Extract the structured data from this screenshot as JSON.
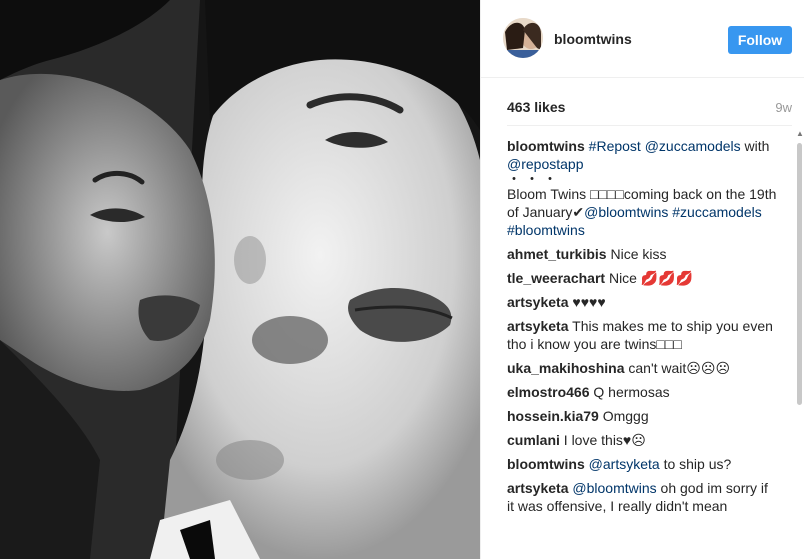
{
  "post": {
    "username": "bloomtwins",
    "follow_label": "Follow",
    "likes": "463 likes",
    "age": "9w"
  },
  "caption": {
    "user": "bloomtwins",
    "line1_tag": "#Repost",
    "line1_mention": "@zuccamodels",
    "line1_with": "with",
    "line1_app": "@repostapp",
    "dots": "・・・",
    "text": "Bloom Twins □□□□coming back on the 19th of January✔",
    "mention": "@bloomtwins",
    "tag1": "#zuccamodels",
    "tag2": "#bloomtwins"
  },
  "comments": [
    {
      "user": "ahmet_turkibis",
      "text": "Nice kiss"
    },
    {
      "user": "tle_weerachart",
      "text": "Nice 💋💋💋"
    },
    {
      "user": "artsyketa",
      "text": "♥♥♥♥"
    },
    {
      "user": "artsyketa",
      "text": "This makes me to ship you even tho i know you are twins□□□"
    },
    {
      "user": "uka_makihoshina",
      "text": "can't wait☹☹☹"
    },
    {
      "user": "elmostro466",
      "text": "Q hermosas"
    },
    {
      "user": "hossein.kia79",
      "text": "Omggg"
    },
    {
      "user": "cumlani",
      "text": "I love this♥☹"
    },
    {
      "user": "bloomtwins",
      "mention": "@artsyketa",
      "text": "to ship us?"
    },
    {
      "user": "artsyketa",
      "mention": "@bloomtwins",
      "text": "oh god im sorry if it was offensive, I really didn't mean"
    }
  ],
  "icons": {
    "scroll_up": "scroll-up-arrow-icon"
  },
  "colors": {
    "follow_button": "#3897f0",
    "link": "#003569"
  }
}
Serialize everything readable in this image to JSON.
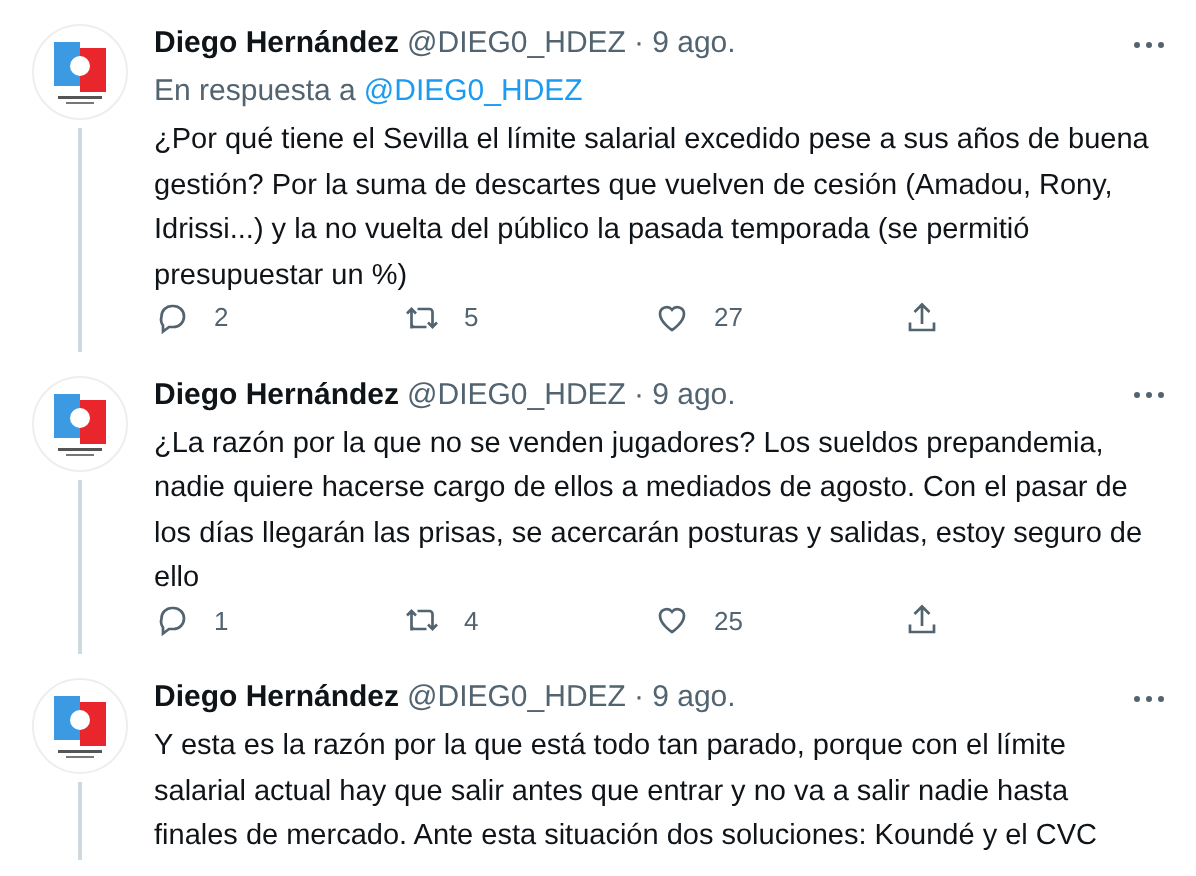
{
  "tweets": [
    {
      "name": "Diego Hernández",
      "handle": "@DIEG0_HDEZ",
      "date": "· 9 ago.",
      "reply_prefix": "En respuesta a",
      "reply_to": "@DIEG0_HDEZ",
      "text": "¿Por qué tiene el Sevilla el límite salarial excedido pese a sus años de buena gestión? Por la suma de descartes que vuelven de cesión (Amadou, Rony, Idrissi...) y la no vuelta del público la pasada temporada (se permitió presupuestar un %)",
      "replies": "2",
      "retweets": "5",
      "likes": "27"
    },
    {
      "name": "Diego Hernández",
      "handle": "@DIEG0_HDEZ",
      "date": "· 9 ago.",
      "text": "¿La razón por la que no se venden jugadores? Los sueldos prepandemia, nadie quiere hacerse cargo de ellos a mediados de agosto. Con el pasar de los días llegarán las prisas, se acercarán posturas y salidas, estoy seguro de ello",
      "replies": "1",
      "retweets": "4",
      "likes": "25"
    },
    {
      "name": "Diego Hernández",
      "handle": "@DIEG0_HDEZ",
      "date": "· 9 ago.",
      "text": "Y esta es la razón por la que está todo tan parado, porque con el límite salarial actual hay que salir antes que entrar y no va a salir nadie hasta finales de mercado. Ante esta situación dos soluciones: Koundé y el CVC"
    }
  ]
}
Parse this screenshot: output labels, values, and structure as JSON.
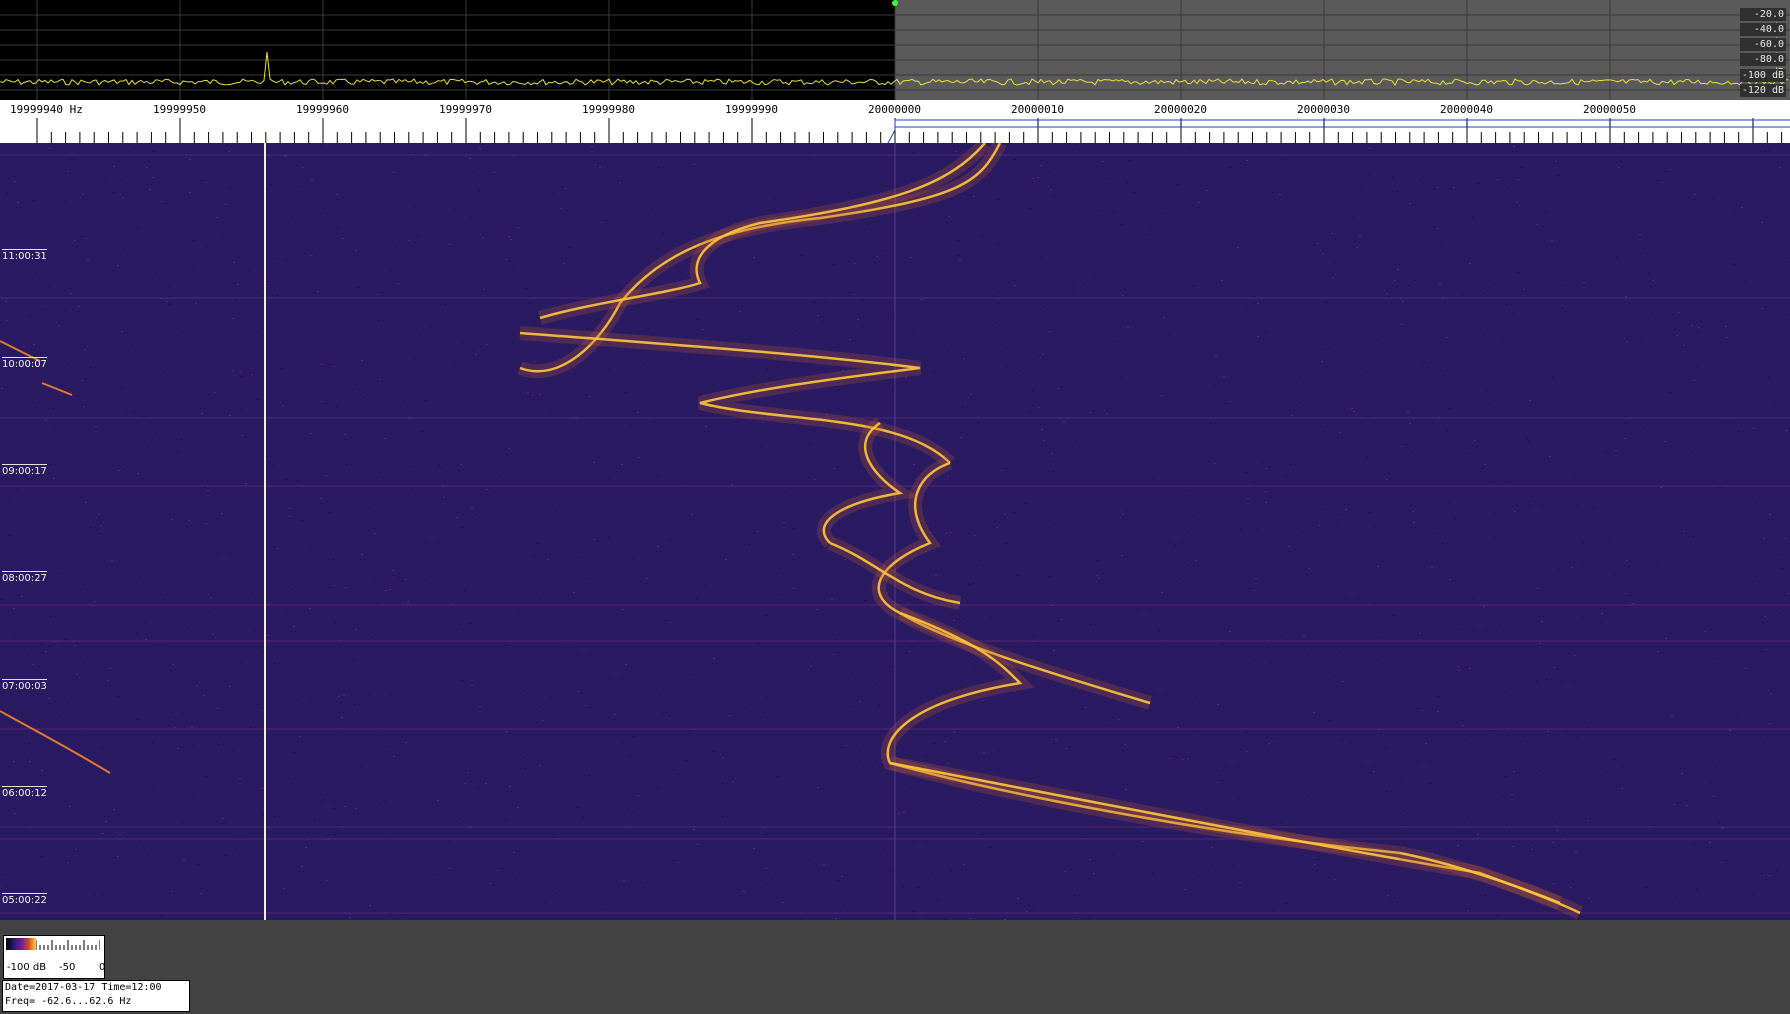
{
  "spectrum": {
    "db_labels": [
      "-20.0 dB",
      "-40.0 dB",
      "-60.0 dB",
      "-80.0 dB",
      "-100 dB",
      "-120 dB"
    ],
    "trace_color": "#e8e03a",
    "peak_marker_color": "#3aff3a"
  },
  "freq_scale": {
    "labels": [
      "19999940 Hz",
      "19999950",
      "19999960",
      "19999970",
      "19999980",
      "19999990",
      "20000000",
      "20000010",
      "20000020",
      "20000030",
      "20000040",
      "20000050"
    ]
  },
  "waterfall": {
    "time_labels": [
      "11:00:31",
      "10:00:07",
      "09:00:17",
      "08:00:27",
      "07:00:03",
      "06:00:12",
      "05:00:22"
    ],
    "background_color": "#2a1a62",
    "signal_color": "#ffc83a"
  },
  "legend": {
    "min_label": "-100 dB",
    "mid_label": "-50",
    "max_label": "0"
  },
  "info": {
    "date_time": "Date=2017-03-17 Time=12:00",
    "freq_range": "Freq= -62.6...62.6 Hz"
  }
}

__________

#### THE TASK
The required output is the lines from the one containing "Parse this screenshot: output" through the end of the records above, reproduced exactly, with no pictures.

#### TASK OUTPUT
Parse this screenshot: output labels, values, and structure as JSON.
{
  "spectrum": {
    "db_labels": [
      "-20.0 dB",
      "-40.0 dB",
      "-60.0 dB",
      "-80.0 dB",
      "-100 dB",
      "-120 dB"
    ],
    "trace_color": "#e8e03a",
    "peak_marker_color": "#3aff3a"
  },
  "freq_scale": {
    "labels": [
      "19999940 Hz",
      "19999950",
      "19999960",
      "19999970",
      "19999980",
      "19999990",
      "20000000",
      "20000010",
      "20000020",
      "20000030",
      "20000040",
      "20000050"
    ]
  },
  "waterfall": {
    "time_labels": [
      "11:00:31",
      "10:00:07",
      "09:00:17",
      "08:00:27",
      "07:00:03",
      "06:00:12",
      "05:00:22"
    ],
    "background_color": "#2a1a62",
    "signal_color": "#ffc83a"
  },
  "legend": {
    "min_label": "-100 dB",
    "mid_label": "-50",
    "max_label": "0"
  },
  "info": {
    "date_time": "Date=2017-03-17 Time=12:00",
    "freq_range": "Freq= -62.6...62.6 Hz"
  }
}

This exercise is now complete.